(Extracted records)
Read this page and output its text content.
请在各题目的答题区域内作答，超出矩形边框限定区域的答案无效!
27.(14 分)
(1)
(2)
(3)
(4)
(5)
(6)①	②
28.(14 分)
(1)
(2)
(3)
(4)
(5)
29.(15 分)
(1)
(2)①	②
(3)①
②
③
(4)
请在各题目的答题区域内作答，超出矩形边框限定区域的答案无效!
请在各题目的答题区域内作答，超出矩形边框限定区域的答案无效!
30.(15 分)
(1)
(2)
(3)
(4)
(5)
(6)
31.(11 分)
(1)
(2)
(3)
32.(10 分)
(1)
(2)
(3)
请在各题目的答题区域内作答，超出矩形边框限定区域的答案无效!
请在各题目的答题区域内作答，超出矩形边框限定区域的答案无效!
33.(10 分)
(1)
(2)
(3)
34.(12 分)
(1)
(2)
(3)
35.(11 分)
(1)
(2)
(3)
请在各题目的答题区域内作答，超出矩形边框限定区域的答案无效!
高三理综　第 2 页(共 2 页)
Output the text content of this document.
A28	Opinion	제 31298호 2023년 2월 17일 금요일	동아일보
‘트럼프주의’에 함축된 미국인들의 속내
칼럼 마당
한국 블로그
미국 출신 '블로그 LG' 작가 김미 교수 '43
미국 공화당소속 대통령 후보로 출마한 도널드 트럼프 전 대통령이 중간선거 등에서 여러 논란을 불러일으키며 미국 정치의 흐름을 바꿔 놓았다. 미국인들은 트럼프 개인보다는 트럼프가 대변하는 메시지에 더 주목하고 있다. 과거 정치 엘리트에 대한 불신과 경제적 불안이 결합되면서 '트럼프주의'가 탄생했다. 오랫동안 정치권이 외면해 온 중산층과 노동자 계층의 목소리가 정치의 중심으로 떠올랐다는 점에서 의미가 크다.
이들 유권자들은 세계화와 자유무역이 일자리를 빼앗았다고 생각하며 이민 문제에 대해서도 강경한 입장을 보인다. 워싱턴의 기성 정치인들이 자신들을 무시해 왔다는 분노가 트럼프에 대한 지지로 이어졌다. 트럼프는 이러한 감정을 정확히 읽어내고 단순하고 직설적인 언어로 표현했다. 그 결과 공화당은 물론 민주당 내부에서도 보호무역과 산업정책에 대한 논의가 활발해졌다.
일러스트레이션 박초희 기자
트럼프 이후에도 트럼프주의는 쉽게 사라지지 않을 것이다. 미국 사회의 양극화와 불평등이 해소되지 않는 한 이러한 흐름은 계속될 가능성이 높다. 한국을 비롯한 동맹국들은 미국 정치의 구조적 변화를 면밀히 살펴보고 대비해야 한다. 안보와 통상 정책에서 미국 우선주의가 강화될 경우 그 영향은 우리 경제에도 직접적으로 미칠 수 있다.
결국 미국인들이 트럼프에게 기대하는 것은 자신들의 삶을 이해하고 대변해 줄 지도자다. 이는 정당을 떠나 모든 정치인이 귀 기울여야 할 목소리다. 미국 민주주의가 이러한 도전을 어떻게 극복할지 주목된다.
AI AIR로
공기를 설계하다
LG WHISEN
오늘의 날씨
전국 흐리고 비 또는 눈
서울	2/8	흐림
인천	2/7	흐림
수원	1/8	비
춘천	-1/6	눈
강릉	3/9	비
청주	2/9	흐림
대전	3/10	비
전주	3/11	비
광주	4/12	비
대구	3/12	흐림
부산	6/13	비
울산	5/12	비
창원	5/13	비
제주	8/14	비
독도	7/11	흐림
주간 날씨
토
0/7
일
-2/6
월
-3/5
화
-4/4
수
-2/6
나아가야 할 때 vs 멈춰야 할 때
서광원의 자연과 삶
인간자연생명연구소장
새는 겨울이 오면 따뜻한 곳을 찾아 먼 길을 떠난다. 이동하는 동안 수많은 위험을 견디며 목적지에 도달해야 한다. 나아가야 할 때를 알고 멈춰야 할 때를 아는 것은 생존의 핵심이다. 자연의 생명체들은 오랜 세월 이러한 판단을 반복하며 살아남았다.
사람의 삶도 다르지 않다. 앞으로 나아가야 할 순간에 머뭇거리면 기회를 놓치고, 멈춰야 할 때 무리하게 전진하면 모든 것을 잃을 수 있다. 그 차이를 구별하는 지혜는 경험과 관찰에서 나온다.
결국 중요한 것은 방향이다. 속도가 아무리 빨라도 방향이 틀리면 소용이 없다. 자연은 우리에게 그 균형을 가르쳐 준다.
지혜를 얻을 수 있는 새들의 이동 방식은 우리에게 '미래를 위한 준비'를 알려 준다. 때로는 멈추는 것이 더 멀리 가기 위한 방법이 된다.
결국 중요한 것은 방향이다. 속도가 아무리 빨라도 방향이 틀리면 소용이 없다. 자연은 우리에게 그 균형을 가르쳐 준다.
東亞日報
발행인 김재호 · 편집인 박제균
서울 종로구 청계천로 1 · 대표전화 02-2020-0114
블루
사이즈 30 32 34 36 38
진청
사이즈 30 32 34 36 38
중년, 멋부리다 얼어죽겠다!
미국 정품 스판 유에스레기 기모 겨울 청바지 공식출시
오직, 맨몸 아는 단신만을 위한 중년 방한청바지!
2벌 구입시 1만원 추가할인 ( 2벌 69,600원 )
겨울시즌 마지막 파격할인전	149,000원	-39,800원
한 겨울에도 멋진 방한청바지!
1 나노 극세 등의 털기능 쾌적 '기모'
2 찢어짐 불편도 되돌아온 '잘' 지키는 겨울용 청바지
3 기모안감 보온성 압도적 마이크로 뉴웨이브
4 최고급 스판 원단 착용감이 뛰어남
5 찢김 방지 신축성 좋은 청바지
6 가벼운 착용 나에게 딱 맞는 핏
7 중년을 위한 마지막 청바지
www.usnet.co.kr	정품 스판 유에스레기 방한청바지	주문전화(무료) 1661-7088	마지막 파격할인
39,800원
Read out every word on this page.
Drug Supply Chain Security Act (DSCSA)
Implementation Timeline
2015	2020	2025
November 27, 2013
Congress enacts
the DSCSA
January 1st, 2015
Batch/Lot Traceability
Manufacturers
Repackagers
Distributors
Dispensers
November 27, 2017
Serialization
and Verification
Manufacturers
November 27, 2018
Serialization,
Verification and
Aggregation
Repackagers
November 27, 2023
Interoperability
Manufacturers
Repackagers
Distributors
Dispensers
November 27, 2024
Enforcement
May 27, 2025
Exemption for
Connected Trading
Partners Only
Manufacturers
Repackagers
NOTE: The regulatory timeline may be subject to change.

- [Stated task]:
Extract each entry in full and write it down exactly.

- [Task solution]:
Read this page and output its text content.
请在各题目的答题区域内作答，超出矩形边框限定区域的答案无效!
27.(14 分)
(1)
(2)
(3)
(4)
(5)
(6)①	②
28.(14 分)
(1)
(2)
(3)
(4)
(5)
29.(15 分)
(1)
(2)①	②
(3)①
②
③
(4)
请在各题目的答题区域内作答，超出矩形边框限定区域的答案无效!
请在各题目的答题区域内作答，超出矩形边框限定区域的答案无效!
30.(15 分)
(1)
(2)
(3)
(4)
(5)
(6)
31.(11 分)
(1)
(2)
(3)
32.(10 分)
(1)
(2)
(3)
请在各题目的答题区域内作答，超出矩形边框限定区域的答案无效!
请在各题目的答题区域内作答，超出矩形边框限定区域的答案无效!
33.(10 分)
(1)
(2)
(3)
34.(12 分)
(1)
(2)
(3)
35.(11 分)
(1)
(2)
(3)
请在各题目的答题区域内作答，超出矩形边框限定区域的答案无效!
高三理综　第 2 页(共 2 页)
Output the text content of this document.
A28	Opinion	제 31298호 2023년 2월 17일 금요일	동아일보
‘트럼프주의’에 함축된 미국인들의 속내
칼럼 마당
한국 블로그
미국 출신 '블로그 LG' 작가 김미 교수 '43
미국 공화당소속 대통령 후보로 출마한 도널드 트럼프 전 대통령이 중간선거 등에서 여러 논란을 불러일으키며 미국 정치의 흐름을 바꿔 놓았다. 미국인들은 트럼프 개인보다는 트럼프가 대변하는 메시지에 더 주목하고 있다. 과거 정치 엘리트에 대한 불신과 경제적 불안이 결합되면서 '트럼프주의'가 탄생했다. 오랫동안 정치권이 외면해 온 중산층과 노동자 계층의 목소리가 정치의 중심으로 떠올랐다는 점에서 의미가 크다.
이들 유권자들은 세계화와 자유무역이 일자리를 빼앗았다고 생각하며 이민 문제에 대해서도 강경한 입장을 보인다. 워싱턴의 기성 정치인들이 자신들을 무시해 왔다는 분노가 트럼프에 대한 지지로 이어졌다. 트럼프는 이러한 감정을 정확히 읽어내고 단순하고 직설적인 언어로 표현했다. 그 결과 공화당은 물론 민주당 내부에서도 보호무역과 산업정책에 대한 논의가 활발해졌다.
일러스트레이션 박초희 기자
트럼프 이후에도 트럼프주의는 쉽게 사라지지 않을 것이다. 미국 사회의 양극화와 불평등이 해소되지 않는 한 이러한 흐름은 계속될 가능성이 높다. 한국을 비롯한 동맹국들은 미국 정치의 구조적 변화를 면밀히 살펴보고 대비해야 한다. 안보와 통상 정책에서 미국 우선주의가 강화될 경우 그 영향은 우리 경제에도 직접적으로 미칠 수 있다.
결국 미국인들이 트럼프에게 기대하는 것은 자신들의 삶을 이해하고 대변해 줄 지도자다. 이는 정당을 떠나 모든 정치인이 귀 기울여야 할 목소리다. 미국 민주주의가 이러한 도전을 어떻게 극복할지 주목된다.
AI AIR로
공기를 설계하다
LG WHISEN
오늘의 날씨
전국 흐리고 비 또는 눈
서울	2/8	흐림
인천	2/7	흐림
수원	1/8	비
춘천	-1/6	눈
강릉	3/9	비
청주	2/9	흐림
대전	3/10	비
전주	3/11	비
광주	4/12	비
대구	3/12	흐림
부산	6/13	비
울산	5/12	비
창원	5/13	비
제주	8/14	비
독도	7/11	흐림
주간 날씨
토
0/7
일
-2/6
월
-3/5
화
-4/4
수
-2/6
나아가야 할 때 vs 멈춰야 할 때
서광원의 자연과 삶
인간자연생명연구소장
새는 겨울이 오면 따뜻한 곳을 찾아 먼 길을 떠난다. 이동하는 동안 수많은 위험을 견디며 목적지에 도달해야 한다. 나아가야 할 때를 알고 멈춰야 할 때를 아는 것은 생존의 핵심이다. 자연의 생명체들은 오랜 세월 이러한 판단을 반복하며 살아남았다.
사람의 삶도 다르지 않다. 앞으로 나아가야 할 순간에 머뭇거리면 기회를 놓치고, 멈춰야 할 때 무리하게 전진하면 모든 것을 잃을 수 있다. 그 차이를 구별하는 지혜는 경험과 관찰에서 나온다.
결국 중요한 것은 방향이다. 속도가 아무리 빨라도 방향이 틀리면 소용이 없다. 자연은 우리에게 그 균형을 가르쳐 준다.
지혜를 얻을 수 있는 새들의 이동 방식은 우리에게 '미래를 위한 준비'를 알려 준다. 때로는 멈추는 것이 더 멀리 가기 위한 방법이 된다.
결국 중요한 것은 방향이다. 속도가 아무리 빨라도 방향이 틀리면 소용이 없다. 자연은 우리에게 그 균형을 가르쳐 준다.
東亞日報
발행인 김재호 · 편집인 박제균
서울 종로구 청계천로 1 · 대표전화 02-2020-0114
블루
사이즈 30 32 34 36 38
진청
사이즈 30 32 34 36 38
중년, 멋부리다 얼어죽겠다!
미국 정품 스판 유에스레기 기모 겨울 청바지 공식출시
오직, 맨몸 아는 단신만을 위한 중년 방한청바지!
2벌 구입시 1만원 추가할인 ( 2벌 69,600원 )
겨울시즌 마지막 파격할인전	149,000원	-39,800원
한 겨울에도 멋진 방한청바지!
1 나노 극세 등의 털기능 쾌적 '기모'
2 찢어짐 불편도 되돌아온 '잘' 지키는 겨울용 청바지
3 기모안감 보온성 압도적 마이크로 뉴웨이브
4 최고급 스판 원단 착용감이 뛰어남
5 찢김 방지 신축성 좋은 청바지
6 가벼운 착용 나에게 딱 맞는 핏
7 중년을 위한 마지막 청바지
www.usnet.co.kr	정품 스판 유에스레기 방한청바지	주문전화(무료) 1661-7088	마지막 파격할인
39,800원
Read out every word on this page.
Drug Supply Chain Security Act (DSCSA)
Implementation Timeline
2015	2020	2025
November 27, 2013
Congress enacts
the DSCSA
January 1st, 2015
Batch/Lot Traceability
Manufacturers
Repackagers
Distributors
Dispensers
November 27, 2017
Serialization
and Verification
Manufacturers
November 27, 2018
Serialization,
Verification and
Aggregation
Repackagers
November 27, 2023
Interoperability
Manufacturers
Repackagers
Distributors
Dispensers
November 27, 2024
Enforcement
May 27, 2025
Exemption for
Connected Trading
Partners Only
Manufacturers
Repackagers
NOTE: The regulatory timeline may be subject to change.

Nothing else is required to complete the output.